> **AIM OF THE EXERCISE**: Reproduce the records below verbatim, leaving out the pictures.

[BEGIN RECORDED DATA]

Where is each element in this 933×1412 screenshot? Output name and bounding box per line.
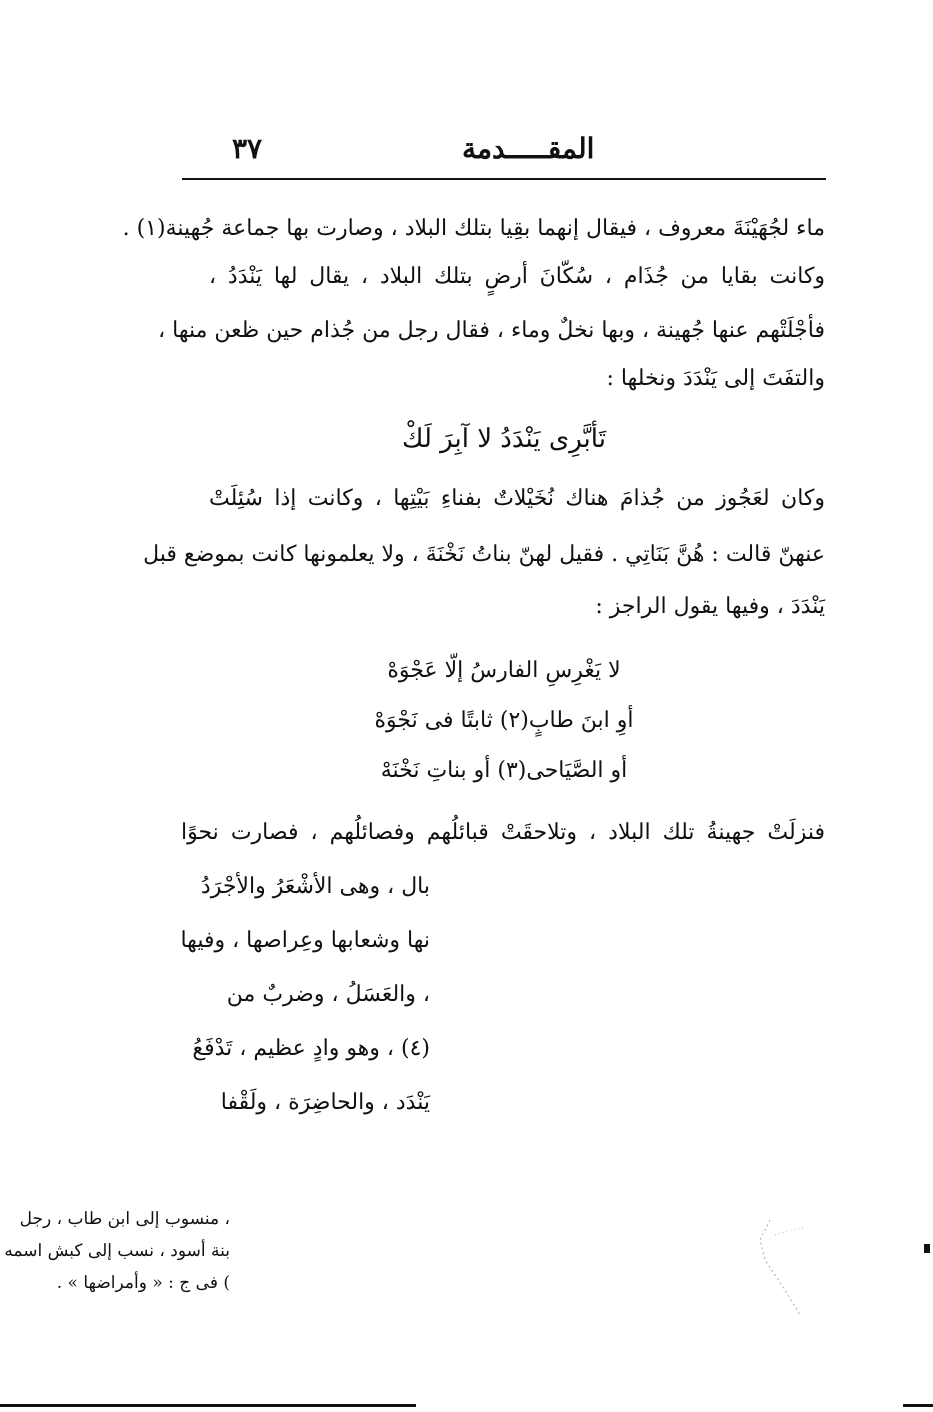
running-title: المقـــــدمة	[462, 132, 595, 165]
footnote: بنة أسود ، نسب إلى كبش اسمه	[4, 1241, 230, 1261]
verse-line: أو الصَّيَاحى(٣) أو بناتِ نَخْنَهْ	[380, 758, 628, 783]
bottom-rule	[903, 1404, 933, 1407]
cropped-line: يَنْدَد ، والحاضِرَة ، ولَقْفا	[220, 1090, 430, 1115]
cropped-line: ، والعَسَلُ ، وضربٌ من	[226, 982, 430, 1007]
verse-line: تَأبَّرِى يَنْدَدُ لا آبِرَ لَكْ	[402, 424, 606, 454]
body-line: ماء لجُهَيْنَةَ معروف ، فيقال إنهما بقِيا بتلك البلاد ، وصارت بها جماعة جُهينة(١) .	[122, 216, 825, 241]
header-rule	[182, 178, 826, 180]
margin-dot	[924, 1244, 930, 1253]
body-line: يَنْدَدَ ، وفيها يقول الراجز :	[595, 594, 825, 619]
verse-line: لا يَغْرِسِ الفارسُ إلّا عَجْوَهْ	[387, 658, 621, 683]
body-line: وكان لعَجُوز من جُذامَ هناك نُخَيْلاتٌ بفناءِ بَيْتِها ، وكانت إذا سُئِلَتْ	[209, 486, 825, 511]
body-line: والتفَتَ إلى يَنْدَدَ ونخلها :	[606, 366, 825, 391]
body-line: فأجْلَتْهم عنها جُهينة ، وبها نخلٌ وماء ، فقال رجل من جُذام حين ظعن منها ،	[158, 318, 825, 343]
scan-marks	[730, 1200, 830, 1330]
footnote: ، منسوب إلى ابن طاب ، رجل	[19, 1209, 230, 1229]
bottom-rule	[0, 1404, 416, 1407]
cropped-line: نها وشعابها وعِراصها ، وفيها	[180, 928, 430, 953]
page-number: ٣٧	[232, 132, 263, 165]
body-line: عنهنّ قالت : هُنَّ بَنَاتِي . فقيل لهنّ بناتُ نَخْنَةَ ، ولا يعلمونها كانت بموضع قبل	[143, 542, 825, 567]
cropped-line: بال ، وهى الأشْعَرُ والأجْرَدُ	[200, 874, 430, 899]
cropped-line: (٤) ، وهو وادٍ عظيم ، تَدْفَعُ	[192, 1036, 430, 1061]
footnote: ) فى ج : « وأمراضها » .	[56, 1273, 230, 1293]
body-line: فنزلَتْ جهينةُ تلك البلاد ، وتلاحقَتْ قبائلُهم وفصائلُهم ، فصارت نحوًا	[181, 820, 825, 845]
verse-line: أوِ ابنَ طابٍ(٢) ثابتًا فى نَجْوَهْ	[374, 708, 634, 733]
body-line: وكانت بقايا من جُذَام ، سُكّانَ أرضٍ بتلك البلاد ، يقال لها يَنْدَدُ ،	[209, 264, 825, 289]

[END RECORDED DATA]

> **ANSWER TO THE PROBLEM**:
Where is each element in this 933×1412 screenshot? Output name and bounding box per line.
running-title: المقـــــدمة	[462, 132, 595, 165]
footnote: بنة أسود ، نسب إلى كبش اسمه	[4, 1241, 230, 1261]
verse-line: أو الصَّيَاحى(٣) أو بناتِ نَخْنَهْ	[380, 758, 628, 783]
bottom-rule	[903, 1404, 933, 1407]
cropped-line: يَنْدَد ، والحاضِرَة ، ولَقْفا	[220, 1090, 430, 1115]
cropped-line: ، والعَسَلُ ، وضربٌ من	[226, 982, 430, 1007]
verse-line: تَأبَّرِى يَنْدَدُ لا آبِرَ لَكْ	[402, 424, 606, 454]
body-line: ماء لجُهَيْنَةَ معروف ، فيقال إنهما بقِيا بتلك البلاد ، وصارت بها جماعة جُهينة(١) .	[122, 216, 825, 241]
header-rule	[182, 178, 826, 180]
margin-dot	[924, 1244, 930, 1253]
body-line: يَنْدَدَ ، وفيها يقول الراجز :	[595, 594, 825, 619]
verse-line: لا يَغْرِسِ الفارسُ إلّا عَجْوَهْ	[387, 658, 621, 683]
body-line: وكان لعَجُوز من جُذامَ هناك نُخَيْلاتٌ بفناءِ بَيْتِها ، وكانت إذا سُئِلَتْ	[209, 486, 825, 511]
body-line: والتفَتَ إلى يَنْدَدَ ونخلها :	[606, 366, 825, 391]
body-line: فأجْلَتْهم عنها جُهينة ، وبها نخلٌ وماء ، فقال رجل من جُذام حين ظعن منها ،	[158, 318, 825, 343]
scan-marks	[730, 1200, 830, 1330]
footnote: ، منسوب إلى ابن طاب ، رجل	[19, 1209, 230, 1229]
bottom-rule	[0, 1404, 416, 1407]
cropped-line: نها وشعابها وعِراصها ، وفيها	[180, 928, 430, 953]
page-number: ٣٧	[232, 132, 263, 165]
body-line: عنهنّ قالت : هُنَّ بَنَاتِي . فقيل لهنّ بناتُ نَخْنَةَ ، ولا يعلمونها كانت بموضع قبل	[143, 542, 825, 567]
cropped-line: بال ، وهى الأشْعَرُ والأجْرَدُ	[200, 874, 430, 899]
cropped-line: (٤) ، وهو وادٍ عظيم ، تَدْفَعُ	[192, 1036, 430, 1061]
footnote: ) فى ج : « وأمراضها » .	[56, 1273, 230, 1293]
body-line: فنزلَتْ جهينةُ تلك البلاد ، وتلاحقَتْ قبائلُهم وفصائلُهم ، فصارت نحوًا	[181, 820, 825, 845]
verse-line: أوِ ابنَ طابٍ(٢) ثابتًا فى نَجْوَهْ	[374, 708, 634, 733]
body-line: وكانت بقايا من جُذَام ، سُكّانَ أرضٍ بتلك البلاد ، يقال لها يَنْدَدُ ،	[209, 264, 825, 289]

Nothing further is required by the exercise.